Drop every picture, then transcribe the remaining data exactly.

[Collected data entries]
==============================
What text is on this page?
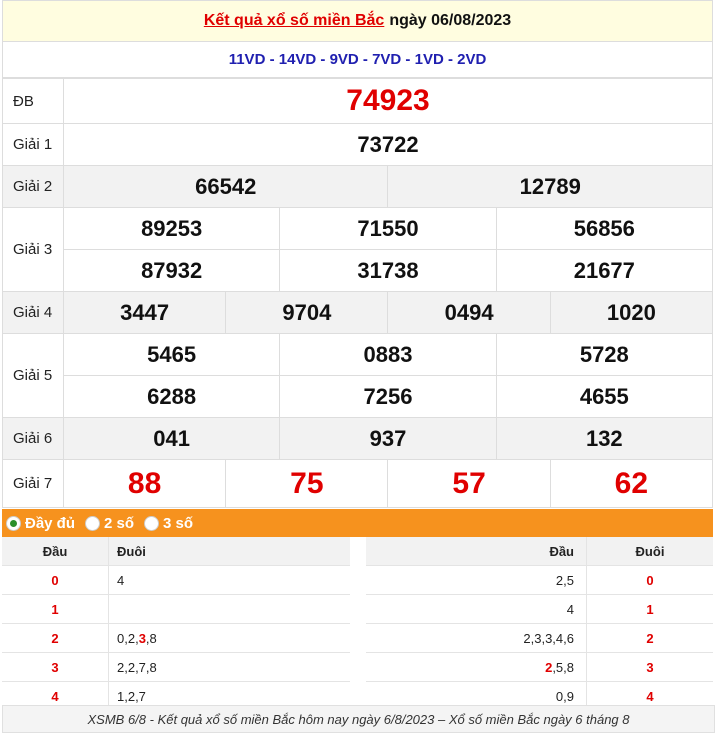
Kết quả xổ số miền Bắc ngày 06/08/2023
11VD - 14VD - 9VD - 7VD - 1VD - 2VD
ĐB	74923					
Giải 1	73722					
Giải 2	66542			12789		
Giải 3	89253		71550		56856	
	87932		31738		21677	
Giải 4	3447	9704		0494		1020
Giải 5	5465		0883		5728	
	6288		7256		4655	
Giải 6	041		937		132	
Giải 7	88	75		57		62
Đầy đủ 2 số 3 số
Đầu	Đuôi
0	4
1	
2	0,2,3,8
3	2,2,7,8
4	1,2,7
Đầu	Đuôi
2,5	0
4	1
2,3,3,4,6	2
2,5,8	3
0,9	4
XSMB 6/8 - Kết quả xổ số miền Bắc hôm nay ngày 6/8/2023 – Xổ số miền Bắc ngày 6 tháng 8
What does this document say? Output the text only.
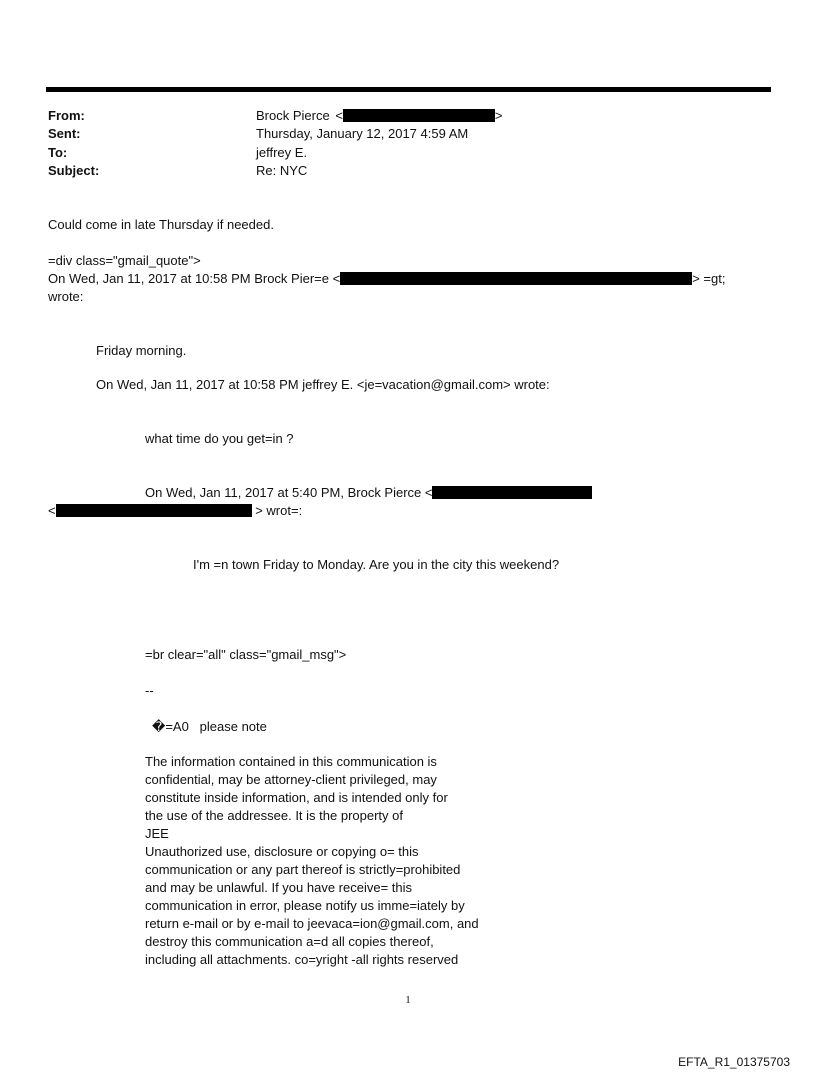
From:	Brock Pierce <	>
Sent:	Thursday, January 12, 2017 4:59 AM
To:	jeffrey E.
Subject:	Re: NYC
Could come in late Thursday if needed.
=div class="gmail_quote">
On Wed, Jan 11, 2017 at 10:58 PM Brock Pier=e <	> =gt;
wrote:
Friday morning.
On Wed, Jan 11, 2017 at 10:58 PM jeffrey E. <je=vacation@gmail.com> wrote:
what time do you get=in ?
On Wed, Jan 11, 2017 at 5:40 PM, Brock Pierce <
<	> wrot=:
I'm =n town Friday to Monday. Are you in the city this weekend?
=br clear="all" class="gmail_msg">
--
�=A0   please note
The information contained in this communication is
confidential, may be attorney-client privileged, may
constitute inside information, and is intended only for
the use of the addressee. It is the property of
JEE
Unauthorized use, disclosure or copying o= this
communication or any part thereof is strictly=prohibited
and may be unlawful. If you have receive= this
communication in error, please notify us imme=iately by
return e-mail or by e-mail to jeevaca=ion@gmail.com, and
destroy this communication a=d all copies thereof,
including all attachments. co=yright -all rights reserved
1
EFTA_R1_01375703
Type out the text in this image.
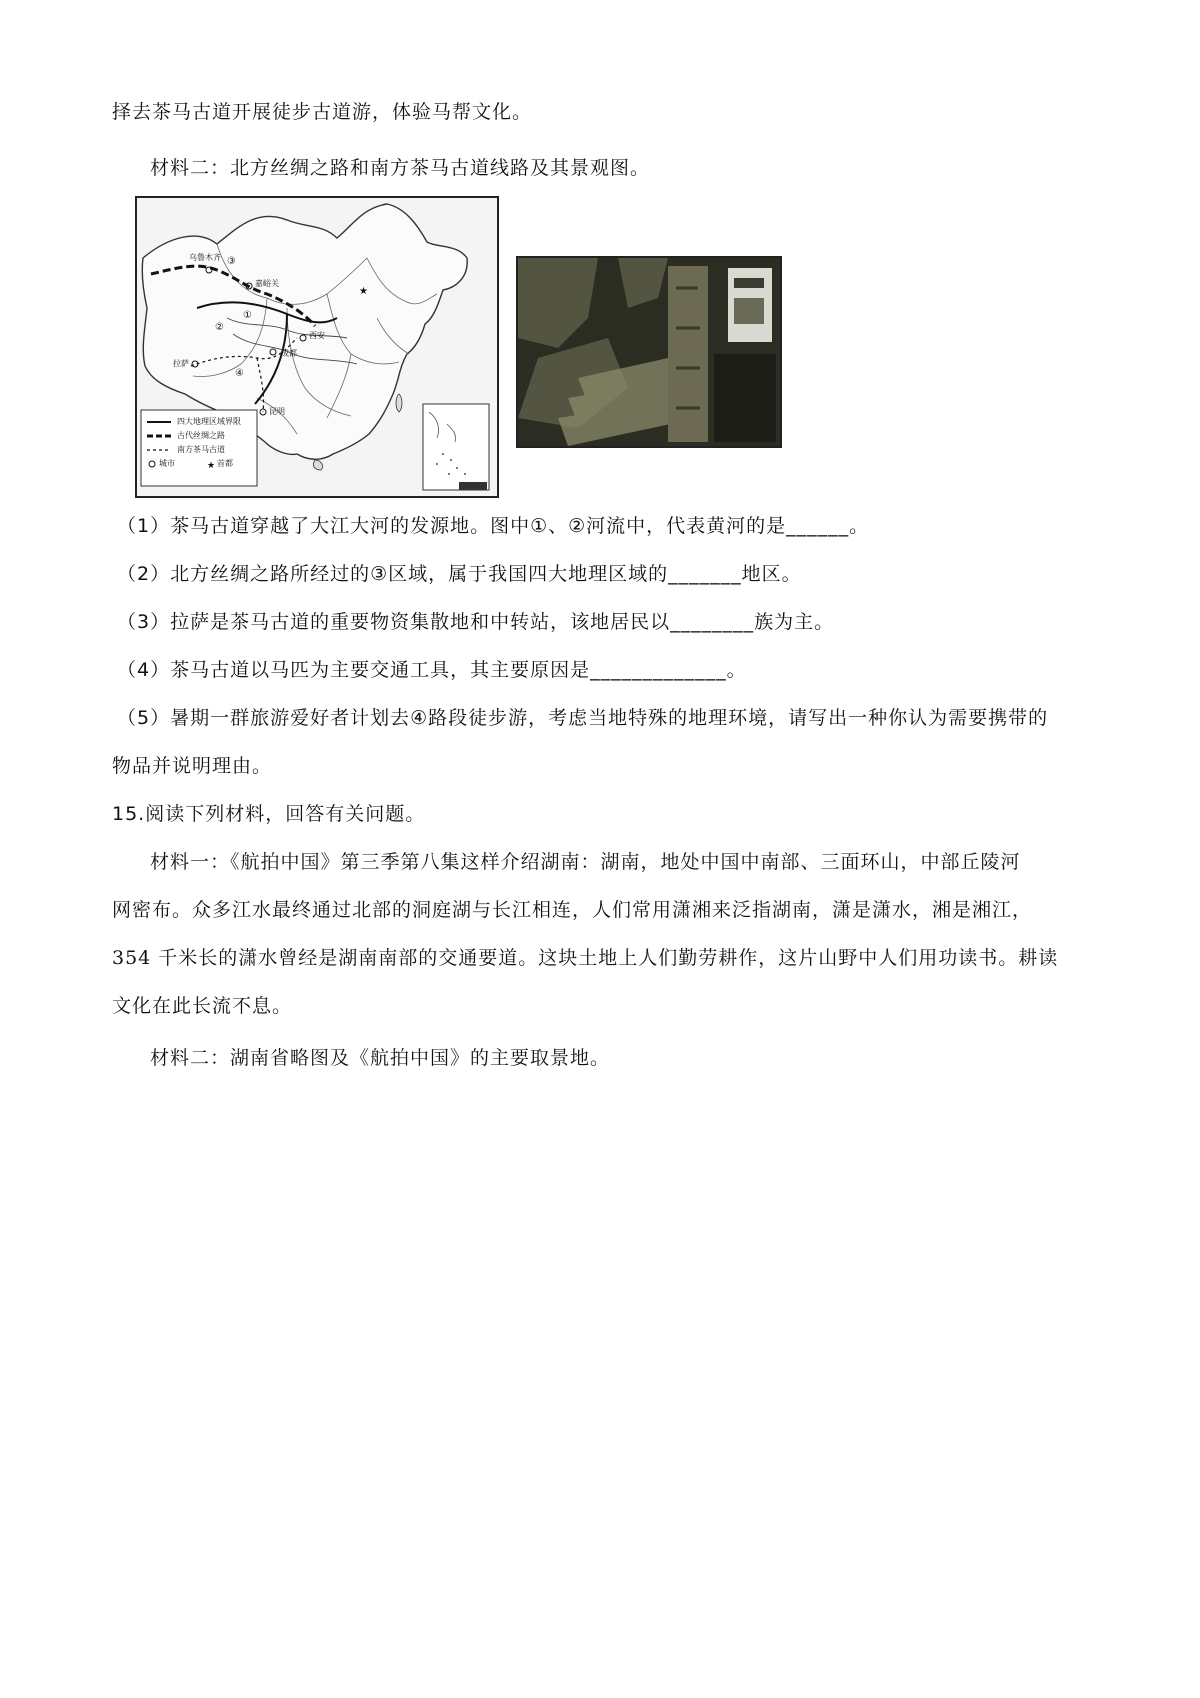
择去茶马古道开展徒步古道游，体验马帮文化。
材料二：北方丝绸之路和南方茶马古道线路及其景观图。
★
★
乌鲁木齐
嘉峪关
拉萨
成都
西安
昆明
③
①
②
④
四大地理区域界限
古代丝绸之路
南方茶马古道
城市	首都
（1）茶马古道穿越了大江大河的发源地。图中①、②河流中，代表黄河的是______。
（2）北方丝绸之路所经过的③区域，属于我国四大地理区域的_______地区。
（3）拉萨是茶马古道的重要物资集散地和中转站，该地居民以________族为主。
（4）茶马古道以马匹为主要交通工具，其主要原因是_____________。
（5）暑期一群旅游爱好者计划去④路段徒步游，考虑当地特殊的地理环境，请写出一种你认为需要携带的
物品并说明理由。
15.阅读下列材料，回答有关问题。
材料一：《航拍中国》第三季第八集这样介绍湖南：湖南，地处中国中南部、三面环山，中部丘陵河
网密布。众多江水最终通过北部的洞庭湖与长江相连，人们常用潇湘来泛指湖南，潇是潇水，湘是湘江，
354 千米长的潇水曾经是湖南南部的交通要道。这块土地上人们勤劳耕作，这片山野中人们用功读书。耕读
文化在此长流不息。
材料二：湖南省略图及《航拍中国》的主要取景地。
==============================
- [FULL OUTPUT]:
What text is on this page?
Kết quả xổ số miền Bắc ngày 06/08/2023
11VD - 14VD - 9VD - 7VD - 1VD - 2VD
ĐB	74923					
Giải 1	73722					
Giải 2	66542			12789		
Giải 3	89253		71550		56856	
	87932		31738		21677	
Giải 4	3447	9704		0494		1020
Giải 5	5465		0883		5728	
	6288		7256		4655	
Giải 6	041		937		132	
Giải 7	88	75		57		62
Đầy đủ 2 số 3 số
Đầu	Đuôi
0	4
1	
2	0,2,3,8
3	2,2,7,8
4	1,2,7
Đầu	Đuôi
2,5	0
4	1
2,3,3,4,6	2
2,5,8	3
0,9	4
XSMB 6/8 - Kết quả xổ số miền Bắc hôm nay ngày 6/8/2023 – Xổ số miền Bắc ngày 6 tháng 8
What does this document say? Output the text only.
From:	Brock Pierce <	>
Sent:	Thursday, January 12, 2017 4:59 AM
To:	jeffrey E.
Subject:	Re: NYC
Could come in late Thursday if needed.
=div class="gmail_quote">
On Wed, Jan 11, 2017 at 10:58 PM Brock Pier=e <	> =gt;
wrote:
Friday morning.
On Wed, Jan 11, 2017 at 10:58 PM jeffrey E. <je=vacation@gmail.com> wrote:
what time do you get=in ?
On Wed, Jan 11, 2017 at 5:40 PM, Brock Pierce <
<	> wrot=:
I'm =n town Friday to Monday. Are you in the city this weekend?
=br clear="all" class="gmail_msg">
--
�=A0   please note
The information contained in this communication is
confidential, may be attorney-client privileged, may
constitute inside information, and is intended only for
the use of the addressee. It is the property of
JEE
Unauthorized use, disclosure or copying o= this
communication or any part thereof is strictly=prohibited
and may be unlawful. If you have receive= this
communication in error, please notify us imme=iately by
return e-mail or by e-mail to jeevaca=ion@gmail.com, and
destroy this communication a=d all copies thereof,
including all attachments. co=yright -all rights reserved
1
EFTA_R1_01375703
Type out the text in this image.
择去茶马古道开展徒步古道游，体验马帮文化。
材料二：北方丝绸之路和南方茶马古道线路及其景观图。
★
★
乌鲁木齐
嘉峪关
拉萨
成都
西安
昆明
③
①
②
④
四大地理区域界限
古代丝绸之路
南方茶马古道
城市	首都
（1）茶马古道穿越了大江大河的发源地。图中①、②河流中，代表黄河的是______。
（2）北方丝绸之路所经过的③区域，属于我国四大地理区域的_______地区。
（3）拉萨是茶马古道的重要物资集散地和中转站，该地居民以________族为主。
（4）茶马古道以马匹为主要交通工具，其主要原因是_____________。
（5）暑期一群旅游爱好者计划去④路段徒步游，考虑当地特殊的地理环境，请写出一种你认为需要携带的
物品并说明理由。
15.阅读下列材料，回答有关问题。
材料一：《航拍中国》第三季第八集这样介绍湖南：湖南，地处中国中南部、三面环山，中部丘陵河
网密布。众多江水最终通过北部的洞庭湖与长江相连，人们常用潇湘来泛指湖南，潇是潇水，湘是湘江，
354 千米长的潇水曾经是湖南南部的交通要道。这块土地上人们勤劳耕作，这片山野中人们用功读书。耕读
文化在此长流不息。
材料二：湖南省略图及《航拍中国》的主要取景地。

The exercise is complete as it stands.